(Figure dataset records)
╔══
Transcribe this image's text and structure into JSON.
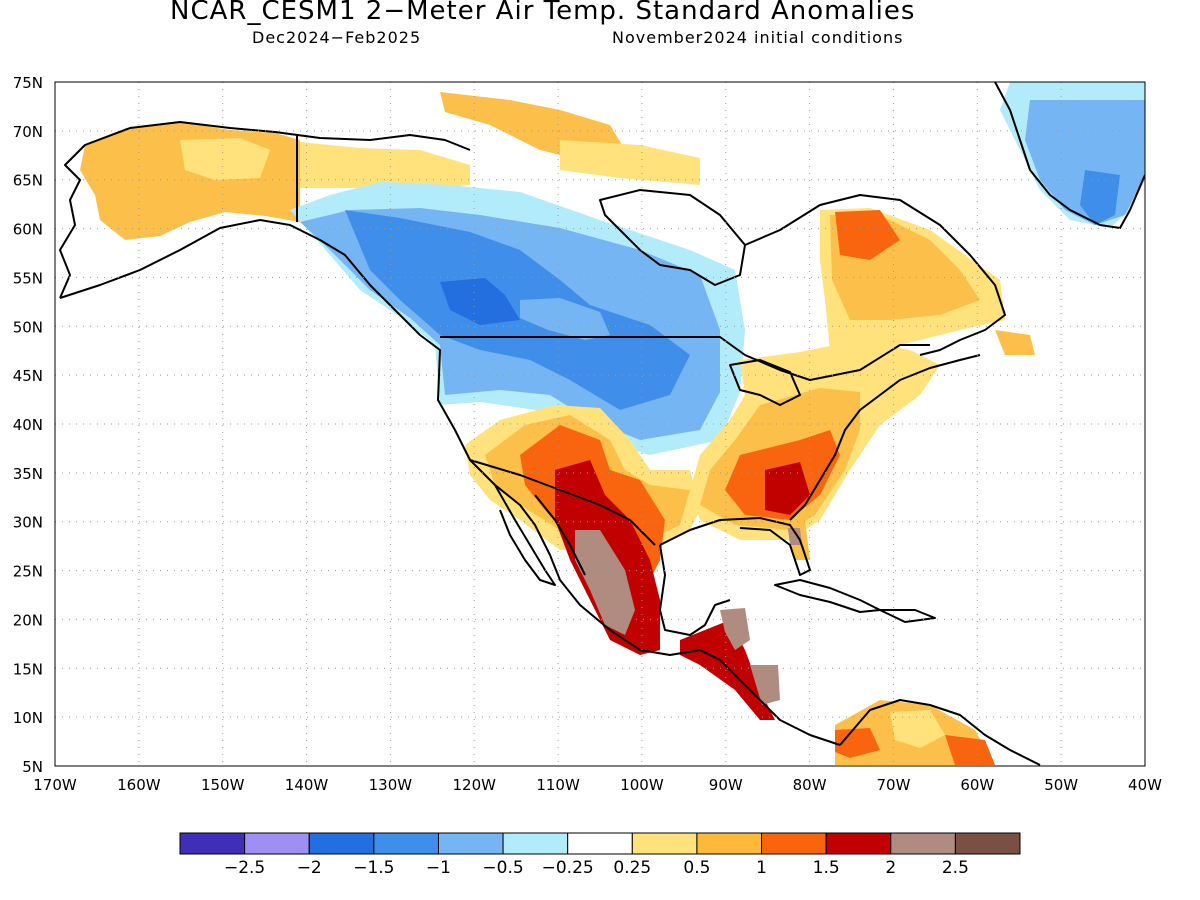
{
  "title": "NCAR_CESM1 2−Meter Air Temp. Standard Anomalies",
  "subtitle_left": "Dec2024−Feb2025",
  "subtitle_right": "November2024 initial conditions",
  "map": {
    "lon_range": [
      -170,
      -40
    ],
    "lat_range": [
      5,
      75
    ],
    "x_ticks": [
      "170W",
      "160W",
      "150W",
      "140W",
      "130W",
      "120W",
      "110W",
      "100W",
      "90W",
      "80W",
      "70W",
      "60W",
      "50W",
      "40W"
    ],
    "y_ticks": [
      "75N",
      "70N",
      "65N",
      "60N",
      "55N",
      "50N",
      "45N",
      "40N",
      "35N",
      "30N",
      "25N",
      "20N",
      "15N",
      "10N",
      "5N"
    ],
    "grid": "dotted",
    "background_color": "#ffffff"
  },
  "colorbar": {
    "colors": [
      "#3f2fb8",
      "#9f8ff2",
      "#236fdf",
      "#3f8fea",
      "#76b5f3",
      "#b2ecfa",
      "#ffffff",
      "#ffe27c",
      "#fcb93a",
      "#f9640f",
      "#c10000",
      "#b08b80",
      "#7a5045"
    ],
    "labels": [
      "−2.5",
      "−2",
      "−1.5",
      "−1",
      "−0.5",
      "−0.25",
      "0.25",
      "0.5",
      "1",
      "1.5",
      "2",
      "2.5"
    ]
  }
}
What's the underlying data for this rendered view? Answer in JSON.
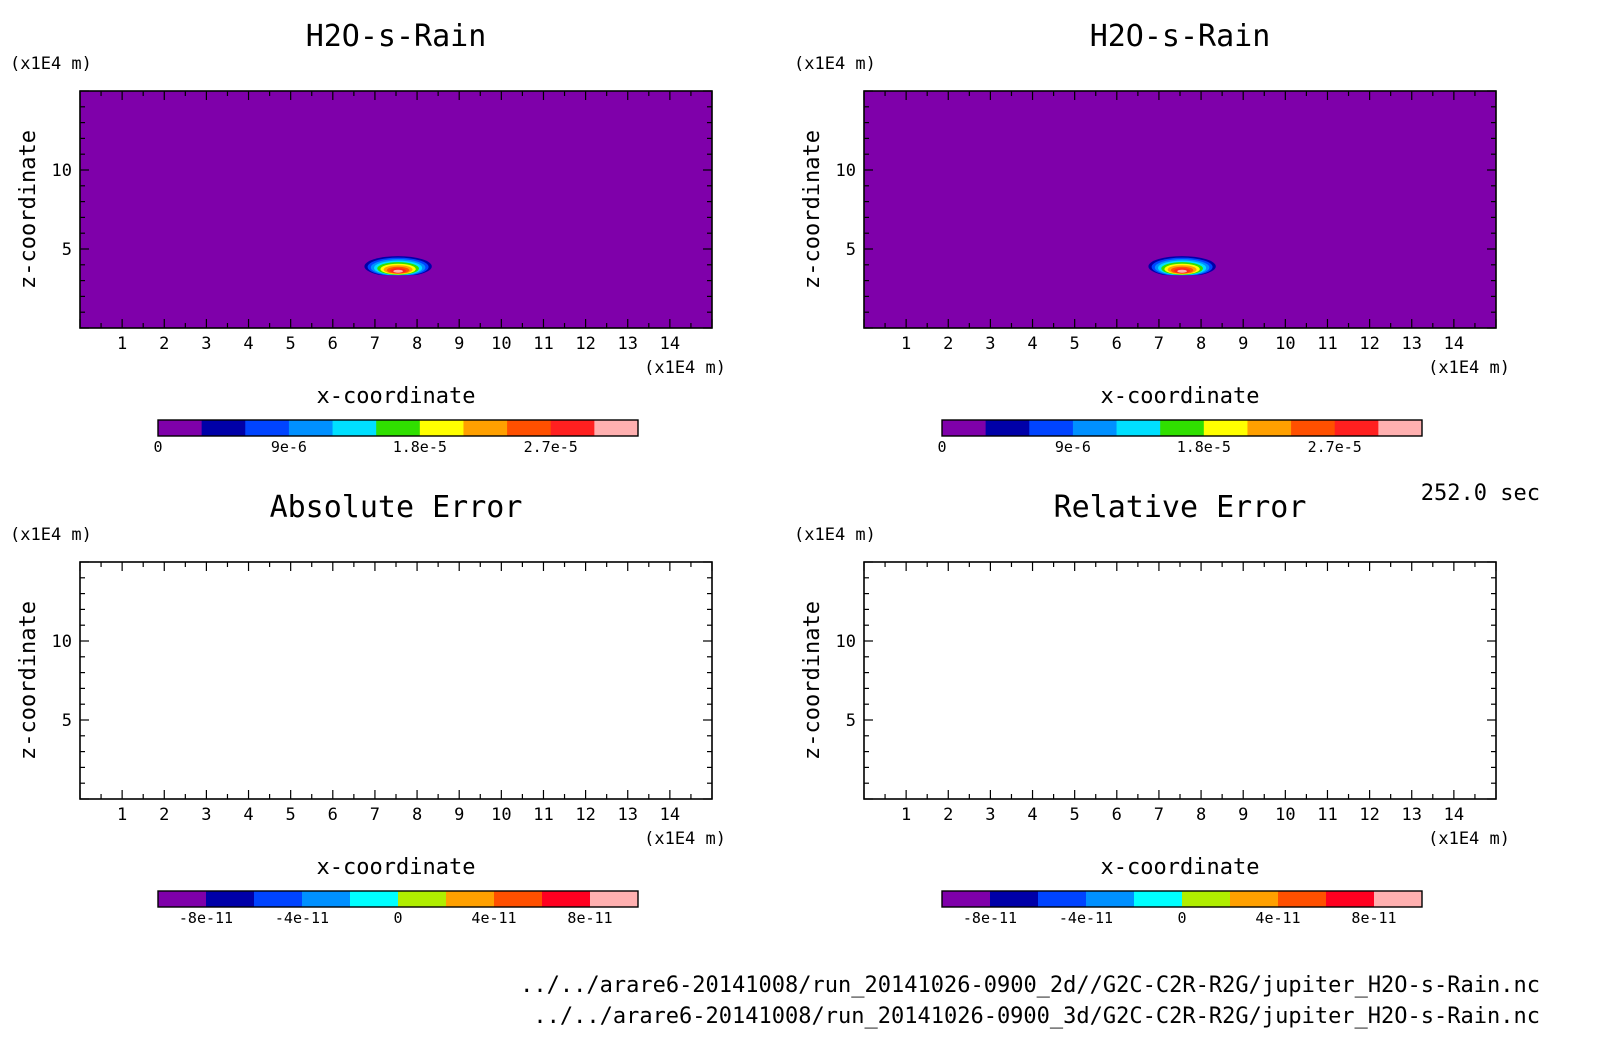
{
  "time_label": "252.0 sec",
  "file_paths": [
    "../../arare6-20141008/run_20141026-0900_2d//G2C-C2R-R2G/jupiter_H2O-s-Rain.nc",
    "../../arare6-20141008/run_20141026-0900_3d/G2C-C2R-R2G/jupiter_H2O-s-Rain.nc"
  ],
  "chart_data": [
    {
      "type": "heatmap",
      "title": "H2O-s-Rain",
      "xlabel": "x-coordinate",
      "ylabel": "z-coordinate",
      "x_unit": "(x1E4 m)",
      "y_unit": "(x1E4 m)",
      "xlim": [
        0,
        15
      ],
      "ylim": [
        0,
        15
      ],
      "x_ticks": [
        1,
        2,
        3,
        4,
        5,
        6,
        7,
        8,
        9,
        10,
        11,
        12,
        13,
        14
      ],
      "y_ticks": [
        5,
        10
      ],
      "background_color": "#7f00aa",
      "blob": {
        "x_center": 7.55,
        "z_center": 3.9,
        "x_halfwidth": 0.8,
        "z_halfheight": 0.65,
        "peak_value": 3.3e-05
      },
      "colorbar": {
        "levels": 11,
        "colors": [
          "#7f00aa",
          "#0000a8",
          "#0044ff",
          "#0090ff",
          "#00e0ff",
          "#30e000",
          "#ffff00",
          "#ffa000",
          "#ff5000",
          "#ff2020",
          "#ffb0b0"
        ],
        "tick_labels": [
          "0",
          "9e-6",
          "1.8e-5",
          "2.7e-5"
        ],
        "tick_values": [
          0,
          9e-06,
          1.8e-05,
          2.7e-05
        ],
        "vmin": 0,
        "vmax": 3.3e-05
      }
    },
    {
      "type": "heatmap",
      "title": "H2O-s-Rain",
      "xlabel": "x-coordinate",
      "ylabel": "z-coordinate",
      "x_unit": "(x1E4 m)",
      "y_unit": "(x1E4 m)",
      "xlim": [
        0,
        15
      ],
      "ylim": [
        0,
        15
      ],
      "x_ticks": [
        1,
        2,
        3,
        4,
        5,
        6,
        7,
        8,
        9,
        10,
        11,
        12,
        13,
        14
      ],
      "y_ticks": [
        5,
        10
      ],
      "background_color": "#7f00aa",
      "blob": {
        "x_center": 7.55,
        "z_center": 3.9,
        "x_halfwidth": 0.8,
        "z_halfheight": 0.65,
        "peak_value": 3.3e-05
      },
      "colorbar": {
        "levels": 11,
        "colors": [
          "#7f00aa",
          "#0000a8",
          "#0044ff",
          "#0090ff",
          "#00e0ff",
          "#30e000",
          "#ffff00",
          "#ffa000",
          "#ff5000",
          "#ff2020",
          "#ffb0b0"
        ],
        "tick_labels": [
          "0",
          "9e-6",
          "1.8e-5",
          "2.7e-5"
        ],
        "tick_values": [
          0,
          9e-06,
          1.8e-05,
          2.7e-05
        ],
        "vmin": 0,
        "vmax": 3.3e-05
      }
    },
    {
      "type": "heatmap",
      "title": "Absolute Error",
      "xlabel": "x-coordinate",
      "ylabel": "z-coordinate",
      "x_unit": "(x1E4 m)",
      "y_unit": "(x1E4 m)",
      "xlim": [
        0,
        15
      ],
      "ylim": [
        0,
        15
      ],
      "x_ticks": [
        1,
        2,
        3,
        4,
        5,
        6,
        7,
        8,
        9,
        10,
        11,
        12,
        13,
        14
      ],
      "y_ticks": [
        5,
        10
      ],
      "background_color": "#ffffff",
      "blob": null,
      "colorbar": {
        "levels": 9,
        "colors": [
          "#7f00aa",
          "#0000a8",
          "#0044ff",
          "#0090ff",
          "#00ffff",
          "#b0ee00",
          "#ffa000",
          "#ff5000",
          "#ff0020",
          "#ffb0b0"
        ],
        "tick_labels": [
          "-8e-11",
          "-4e-11",
          "0",
          "4e-11",
          "8e-11"
        ],
        "tick_values": [
          -8e-11,
          -4e-11,
          0,
          4e-11,
          8e-11
        ],
        "vmin": -1e-10,
        "vmax": 1e-10
      }
    },
    {
      "type": "heatmap",
      "title": "Relative Error",
      "xlabel": "x-coordinate",
      "ylabel": "z-coordinate",
      "x_unit": "(x1E4 m)",
      "y_unit": "(x1E4 m)",
      "xlim": [
        0,
        15
      ],
      "ylim": [
        0,
        15
      ],
      "x_ticks": [
        1,
        2,
        3,
        4,
        5,
        6,
        7,
        8,
        9,
        10,
        11,
        12,
        13,
        14
      ],
      "y_ticks": [
        5,
        10
      ],
      "background_color": "#ffffff",
      "blob": null,
      "colorbar": {
        "levels": 9,
        "colors": [
          "#7f00aa",
          "#0000a8",
          "#0044ff",
          "#0090ff",
          "#00ffff",
          "#b0ee00",
          "#ffa000",
          "#ff5000",
          "#ff0020",
          "#ffb0b0"
        ],
        "tick_labels": [
          "-8e-11",
          "-4e-11",
          "0",
          "4e-11",
          "8e-11"
        ],
        "tick_values": [
          -8e-11,
          -4e-11,
          0,
          4e-11,
          8e-11
        ],
        "vmin": -1e-10,
        "vmax": 1e-10
      }
    }
  ]
}
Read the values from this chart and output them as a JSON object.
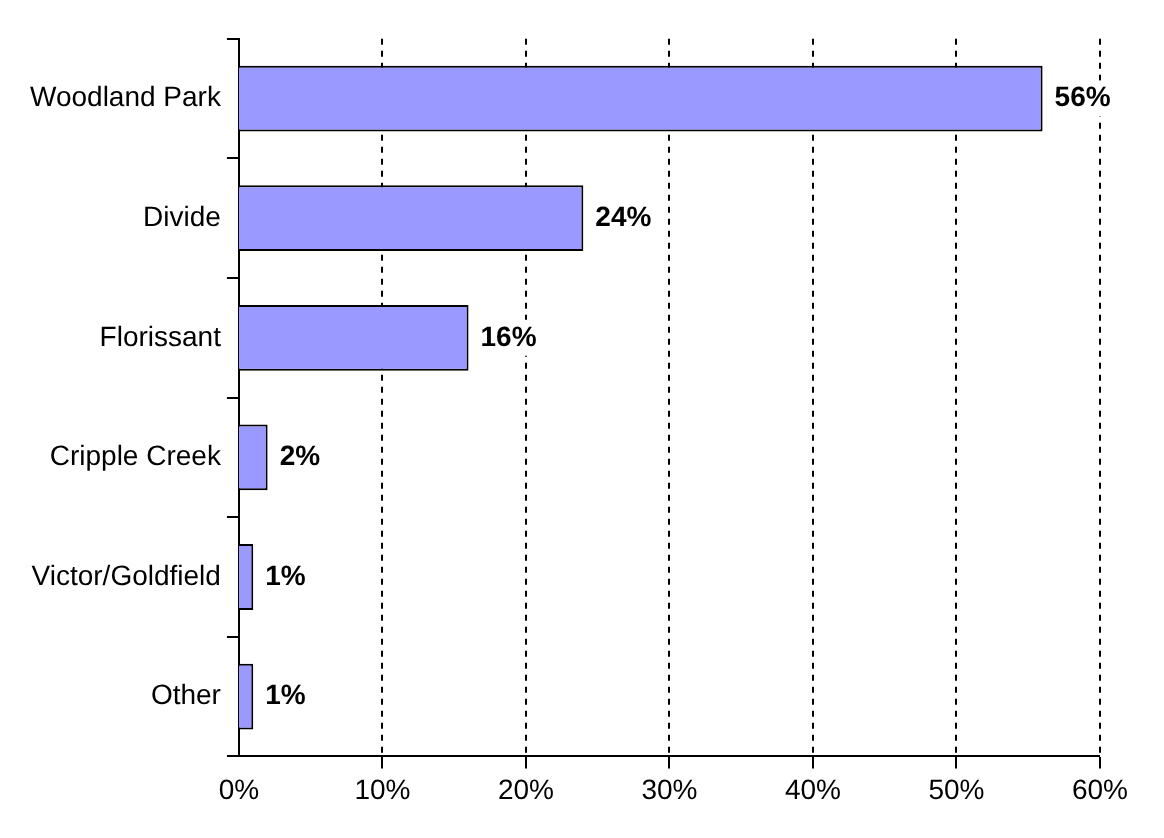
╚══
▶ INSTRUCTIONS FOR THE TASK
Set the listing down in full and exactly. Pictures within it should not appear in the copy.

▶ THE ANSWER
Transcribe this image's text and structure into JSON.
{
  "title": "NCAR_CESM1 2−Meter Air Temp. Standard Anomalies",
  "subtitle_left": "Dec2024−Feb2025",
  "subtitle_right": "November2024 initial conditions",
  "map": {
    "lon_range": [
      -170,
      -40
    ],
    "lat_range": [
      5,
      75
    ],
    "x_ticks": [
      "170W",
      "160W",
      "150W",
      "140W",
      "130W",
      "120W",
      "110W",
      "100W",
      "90W",
      "80W",
      "70W",
      "60W",
      "50W",
      "40W"
    ],
    "y_ticks": [
      "75N",
      "70N",
      "65N",
      "60N",
      "55N",
      "50N",
      "45N",
      "40N",
      "35N",
      "30N",
      "25N",
      "20N",
      "15N",
      "10N",
      "5N"
    ],
    "grid": "dotted",
    "background_color": "#ffffff"
  },
  "colorbar": {
    "colors": [
      "#3f2fb8",
      "#9f8ff2",
      "#236fdf",
      "#3f8fea",
      "#76b5f3",
      "#b2ecfa",
      "#ffffff",
      "#ffe27c",
      "#fcb93a",
      "#f9640f",
      "#c10000",
      "#b08b80",
      "#7a5045"
    ],
    "labels": [
      "−2.5",
      "−2",
      "−1.5",
      "−1",
      "−0.5",
      "−0.25",
      "0.25",
      "0.5",
      "1",
      "1.5",
      "2",
      "2.5"
    ]
  }
}
What's the underlying data for this rendered view? Answer in JSON.
{
  "time_label": "252.0 sec",
  "file_paths": [
    "../../arare6-20141008/run_20141026-0900_2d//G2C-C2R-R2G/jupiter_H2O-s-Rain.nc",
    "../../arare6-20141008/run_20141026-0900_3d/G2C-C2R-R2G/jupiter_H2O-s-Rain.nc"
  ],
  "chart_data": [
    {
      "type": "heatmap",
      "title": "H2O-s-Rain",
      "xlabel": "x-coordinate",
      "ylabel": "z-coordinate",
      "x_unit": "(x1E4 m)",
      "y_unit": "(x1E4 m)",
      "xlim": [
        0,
        15
      ],
      "ylim": [
        0,
        15
      ],
      "x_ticks": [
        1,
        2,
        3,
        4,
        5,
        6,
        7,
        8,
        9,
        10,
        11,
        12,
        13,
        14
      ],
      "y_ticks": [
        5,
        10
      ],
      "background_color": "#7f00aa",
      "blob": {
        "x_center": 7.55,
        "z_center": 3.9,
        "x_halfwidth": 0.8,
        "z_halfheight": 0.65,
        "peak_value": 3.3e-05
      },
      "colorbar": {
        "levels": 11,
        "colors": [
          "#7f00aa",
          "#0000a8",
          "#0044ff",
          "#0090ff",
          "#00e0ff",
          "#30e000",
          "#ffff00",
          "#ffa000",
          "#ff5000",
          "#ff2020",
          "#ffb0b0"
        ],
        "tick_labels": [
          "0",
          "9e-6",
          "1.8e-5",
          "2.7e-5"
        ],
        "tick_values": [
          0,
          9e-06,
          1.8e-05,
          2.7e-05
        ],
        "vmin": 0,
        "vmax": 3.3e-05
      }
    },
    {
      "type": "heatmap",
      "title": "H2O-s-Rain",
      "xlabel": "x-coordinate",
      "ylabel": "z-coordinate",
      "x_unit": "(x1E4 m)",
      "y_unit": "(x1E4 m)",
      "xlim": [
        0,
        15
      ],
      "ylim": [
        0,
        15
      ],
      "x_ticks": [
        1,
        2,
        3,
        4,
        5,
        6,
        7,
        8,
        9,
        10,
        11,
        12,
        13,
        14
      ],
      "y_ticks": [
        5,
        10
      ],
      "background_color": "#7f00aa",
      "blob": {
        "x_center": 7.55,
        "z_center": 3.9,
        "x_halfwidth": 0.8,
        "z_halfheight": 0.65,
        "peak_value": 3.3e-05
      },
      "colorbar": {
        "levels": 11,
        "colors": [
          "#7f00aa",
          "#0000a8",
          "#0044ff",
          "#0090ff",
          "#00e0ff",
          "#30e000",
          "#ffff00",
          "#ffa000",
          "#ff5000",
          "#ff2020",
          "#ffb0b0"
        ],
        "tick_labels": [
          "0",
          "9e-6",
          "1.8e-5",
          "2.7e-5"
        ],
        "tick_values": [
          0,
          9e-06,
          1.8e-05,
          2.7e-05
        ],
        "vmin": 0,
        "vmax": 3.3e-05
      }
    },
    {
      "type": "heatmap",
      "title": "Absolute Error",
      "xlabel": "x-coordinate",
      "ylabel": "z-coordinate",
      "x_unit": "(x1E4 m)",
      "y_unit": "(x1E4 m)",
      "xlim": [
        0,
        15
      ],
      "ylim": [
        0,
        15
      ],
      "x_ticks": [
        1,
        2,
        3,
        4,
        5,
        6,
        7,
        8,
        9,
        10,
        11,
        12,
        13,
        14
      ],
      "y_ticks": [
        5,
        10
      ],
      "background_color": "#ffffff",
      "blob": null,
      "colorbar": {
        "levels": 9,
        "colors": [
          "#7f00aa",
          "#0000a8",
          "#0044ff",
          "#0090ff",
          "#00ffff",
          "#b0ee00",
          "#ffa000",
          "#ff5000",
          "#ff0020",
          "#ffb0b0"
        ],
        "tick_labels": [
          "-8e-11",
          "-4e-11",
          "0",
          "4e-11",
          "8e-11"
        ],
        "tick_values": [
          -8e-11,
          -4e-11,
          0,
          4e-11,
          8e-11
        ],
        "vmin": -1e-10,
        "vmax": 1e-10
      }
    },
    {
      "type": "heatmap",
      "title": "Relative Error",
      "xlabel": "x-coordinate",
      "ylabel": "z-coordinate",
      "x_unit": "(x1E4 m)",
      "y_unit": "(x1E4 m)",
      "xlim": [
        0,
        15
      ],
      "ylim": [
        0,
        15
      ],
      "x_ticks": [
        1,
        2,
        3,
        4,
        5,
        6,
        7,
        8,
        9,
        10,
        11,
        12,
        13,
        14
      ],
      "y_ticks": [
        5,
        10
      ],
      "background_color": "#ffffff",
      "blob": null,
      "colorbar": {
        "levels": 9,
        "colors": [
          "#7f00aa",
          "#0000a8",
          "#0044ff",
          "#0090ff",
          "#00ffff",
          "#b0ee00",
          "#ffa000",
          "#ff5000",
          "#ff0020",
          "#ffb0b0"
        ],
        "tick_labels": [
          "-8e-11",
          "-4e-11",
          "0",
          "4e-11",
          "8e-11"
        ],
        "tick_values": [
          -8e-11,
          -4e-11,
          0,
          4e-11,
          8e-11
        ],
        "vmin": -1e-10,
        "vmax": 1e-10
      }
    }
  ]
}
Read the values from this chart and output them as a JSON object.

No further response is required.